→ **READING TEXT**:

When the Mohammedan question was disposed of, it was found that it was because "Burton had written a letter to convoke the Druzes to a political meeting in the Haurán." I asked if I might have a copy of that letter, and, having kept the original copy, I was able to put them side by side in the report, showing it was forged by Rashíd Pasha. He was then accused of opposing missionary work, because he had written advising a schoolmistress, in the kindest spirit, to try and prevent her husband entering into mining speculations: as there was so much cheating going on, he was afraid he would drop several thousand pounds. "Mining," was somehow changed to "missionary;" but that fact was disposed of by the regretful and indignant letters at his recall from all the other missionaries. He was accused of being influenced against the Jews because he protected the poor villagers from paying their debts twice and thrice over to the usurers, who took their money and refused receipts, leaving nothing to show. Amongst the letters one Jew wrote home that Captain Burton "was influenced by his Catholic wife against the Jews." I am proud to say that I have never in my life tried to influence my husband to do anything wrong, and I am prouder still to say that if I had tried I should not have succeeded, and should have only lost his respect. The Jews have never had a better friend than me. I distinctly divide the usurers from the Jews, just as I divide the good, honest, loyal half of the Irish Catholic nation from the Fenians and the moonlighters, who are mostly Irish living in England and America, and who go over for the purpose of fomenting disturbance. I have suppressed many a thing that civilized and idealized Jews would be ashamed to have known of their lower and fanatical brethren in the East and elsewhere. He was accused by the Greek bishop of firing into "harmless Greeks at play," because he fired a shot in the air to call assistance when we were being stoned to death.

He gets an Amende.

Mr. Eldridge, who was quite a Russian at heart, went on the plan of never compromising himself by writing an official order to Richard; he never wrote him anything but private notes. Richard said he could not use private notes in official life as proofs. I thought this very wrong. I saw a plan in this mode of action, so I used to keep them in a portfolio till wanted, so that when I put the case together I was able to state the facts very correctly. I have got several packets of that Blue Book now, if anybody wants to see one. It ended by Richard getting the nearest thing to an apology that one could expect out of a Government office, and an offer of several small posts, which he indignantly refused. In his journal I find he was offered Pará, but would not take it—"Too small a berth for me after Damascus."

We become Penniless.

→ **WHAT IS ASKED**:
[a] In the account of the charges brought against Burton, reproduce the part that opens with the words containing "He gets an Amende." and closes with "We become Penniless.".
[b] Pick up the account of the charges against Burton and his recall from the point where it stops, and carry it forward.

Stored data
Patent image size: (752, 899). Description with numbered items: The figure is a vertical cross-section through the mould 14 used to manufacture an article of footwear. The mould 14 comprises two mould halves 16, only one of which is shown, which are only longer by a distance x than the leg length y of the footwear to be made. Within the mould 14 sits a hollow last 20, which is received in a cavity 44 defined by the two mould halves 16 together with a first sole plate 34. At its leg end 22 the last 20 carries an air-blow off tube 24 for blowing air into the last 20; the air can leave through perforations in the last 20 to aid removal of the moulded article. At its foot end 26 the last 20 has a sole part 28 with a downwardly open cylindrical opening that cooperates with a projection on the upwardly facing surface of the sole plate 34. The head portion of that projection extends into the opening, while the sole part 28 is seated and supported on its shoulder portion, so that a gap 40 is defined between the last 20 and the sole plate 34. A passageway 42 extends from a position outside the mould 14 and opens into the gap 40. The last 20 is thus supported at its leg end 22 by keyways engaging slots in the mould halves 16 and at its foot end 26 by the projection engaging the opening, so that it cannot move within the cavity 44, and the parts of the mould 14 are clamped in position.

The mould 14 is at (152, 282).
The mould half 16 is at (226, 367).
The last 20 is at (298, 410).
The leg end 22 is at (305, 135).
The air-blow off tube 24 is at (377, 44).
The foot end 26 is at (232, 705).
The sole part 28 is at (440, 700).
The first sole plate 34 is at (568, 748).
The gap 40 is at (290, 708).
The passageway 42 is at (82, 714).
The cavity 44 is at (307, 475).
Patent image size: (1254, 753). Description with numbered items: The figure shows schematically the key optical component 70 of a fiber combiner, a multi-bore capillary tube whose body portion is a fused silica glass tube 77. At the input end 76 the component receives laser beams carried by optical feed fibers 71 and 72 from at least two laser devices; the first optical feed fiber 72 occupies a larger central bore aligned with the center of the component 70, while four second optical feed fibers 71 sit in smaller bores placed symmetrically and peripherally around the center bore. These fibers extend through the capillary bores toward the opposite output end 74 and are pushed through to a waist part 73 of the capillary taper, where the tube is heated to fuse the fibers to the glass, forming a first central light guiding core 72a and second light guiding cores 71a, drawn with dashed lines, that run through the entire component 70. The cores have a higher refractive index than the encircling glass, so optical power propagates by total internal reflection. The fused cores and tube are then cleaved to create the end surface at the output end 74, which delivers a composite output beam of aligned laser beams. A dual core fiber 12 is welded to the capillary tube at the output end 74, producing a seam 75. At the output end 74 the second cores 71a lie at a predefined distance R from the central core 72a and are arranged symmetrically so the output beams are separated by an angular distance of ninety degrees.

→ **ANSWERS TO THE PROBLEMS**:
[a]
He gets an Amende.

Mr. Eldridge, who was quite a Russian at heart, went on the plan of never compromising himself by writing an official order to Richard; he never wrote him anything but private notes. Richard said he could not use private notes in official life as proofs. I thought this very wrong. I saw a plan in this mode of action, so I used to keep them in a portfolio till wanted, so that when I put the case together I was able to state the facts very correctly. I have got several packets of that Blue Book now, if anybody wants to see one. It ended by Richard getting the nearest thing to an apology that one could expect out of a Government office, and an offer of several small posts, which he indignantly refused. In his journal I find he was offered Pará, but would not take it—"Too small a berth for me after Damascus."

We become Penniless.

[b]
Shortly after, Mr. L—— offered him, that if he would go to Iceland to inspect some sulphur mines, he would pay his passage there and back, and his expenses, and if he found he could conscientiously give a good report of the sulphur mines, that he would give him £2000. He went, and as we were at a very low ebb, and as Mr. L—— did not pay for me, I was left with my father and mother, which was a very fortunate circumstance, because my mother died shortly after. I may put in a parenthesis that, though Richard was able conscientiously to give a splendid report of the mines, Mr. L—— did not pay him the £2000. The trip resulted in a book called "Ultima Thule: a Summer in Iceland"[8] (2 vols.), which was not published till 1875, and his "Zanzibar City, Island, and Coast" (2 vols., 1872); and he wrote a lecture for the Society of Antiquaries, a "History of Stones and Bones from the Haurán," and "Human Remains and other Articles from Iceland." We had ten months of great poverty and official neglect (but great kindness from Society), during which we were reduced to our last £15, and after that we had nothing to do but to sit on our boxes in the street, for we had nothing, not a prospect of anything; but we let nobody know that. He remarked one day when we were out on business—

"Lunch, one shilling,
Soup not filling."

And I noticed afterwards, in his journal, that he had longed for some oysters, and looked at them long; but he says, "They were three shillings a dozen—awful, forbidden luxury!"

At last my uncle, Lord Gerard, asked us up to Garswood, and we debated if we had a right to accept it or not. I begged him to do so, as I thought it might bring us good luck. We were alone in a railway compartment, when one of the £15 rolled out of my purse, and slid between the boards of the carriage and the door, reducing us to £14. I sat on the floor and cried, and he sat down by me with his arm round my waist, trying to comfort me. Uncle Gerard kept us one month, paid our fare up and down, and, without knowing that we wanted anything, gave me £25, and from that time one little help or another came to keep us alive without our asking for anything. We sold some of our writings, and it was discovered that some back pay was due to Richard.

Small Jottings.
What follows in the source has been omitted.